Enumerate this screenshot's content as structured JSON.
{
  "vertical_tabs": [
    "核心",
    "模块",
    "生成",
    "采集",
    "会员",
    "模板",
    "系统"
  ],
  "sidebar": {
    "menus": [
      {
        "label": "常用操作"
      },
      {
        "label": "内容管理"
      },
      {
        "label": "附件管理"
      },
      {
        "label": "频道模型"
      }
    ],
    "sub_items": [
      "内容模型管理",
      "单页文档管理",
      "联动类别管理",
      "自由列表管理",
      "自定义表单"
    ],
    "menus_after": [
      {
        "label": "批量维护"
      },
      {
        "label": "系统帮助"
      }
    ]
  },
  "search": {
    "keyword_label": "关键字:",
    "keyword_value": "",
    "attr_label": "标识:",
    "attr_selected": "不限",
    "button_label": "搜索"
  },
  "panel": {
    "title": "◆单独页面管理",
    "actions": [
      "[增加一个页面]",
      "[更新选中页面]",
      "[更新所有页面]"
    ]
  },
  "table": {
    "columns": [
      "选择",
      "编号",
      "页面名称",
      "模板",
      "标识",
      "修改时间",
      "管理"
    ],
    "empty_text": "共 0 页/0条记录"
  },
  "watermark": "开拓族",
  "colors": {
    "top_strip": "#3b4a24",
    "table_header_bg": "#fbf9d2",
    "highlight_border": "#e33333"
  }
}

****

• **REQUIREMENTS**
Reproduce the data in full, exactly as presented.

• **RESPONSE FOR THIS EXERCISE**
Enumerate this screenshot's content as structured JSON.
{
  "vertical_tabs": [
    "核心",
    "模块",
    "生成",
    "采集",
    "会员",
    "模板",
    "系统"
  ],
  "sidebar": {
    "menus": [
      {
        "label": "常用操作"
      },
      {
        "label": "内容管理"
      },
      {
        "label": "附件管理"
      },
      {
        "label": "频道模型"
      }
    ],
    "sub_items": [
      "内容模型管理",
      "单页文档管理",
      "联动类别管理",
      "自由列表管理",
      "自定义表单"
    ],
    "menus_after": [
      {
        "label": "批量维护"
      },
      {
        "label": "系统帮助"
      }
    ]
  },
  "search": {
    "keyword_label": "关键字:",
    "keyword_value": "",
    "attr_label": "标识:",
    "attr_selected": "不限",
    "button_label": "搜索"
  },
  "panel": {
    "title": "◆单独页面管理",
    "actions": [
      "[增加一个页面]",
      "[更新选中页面]",
      "[更新所有页面]"
    ]
  },
  "table": {
    "columns": [
      "选择",
      "编号",
      "页面名称",
      "模板",
      "标识",
      "修改时间",
      "管理"
    ],
    "empty_text": "共 0 页/0条记录"
  },
  "watermark": "开拓族",
  "colors": {
    "top_strip": "#3b4a24",
    "table_header_bg": "#fbf9d2",
    "highlight_border": "#e33333"
  }
}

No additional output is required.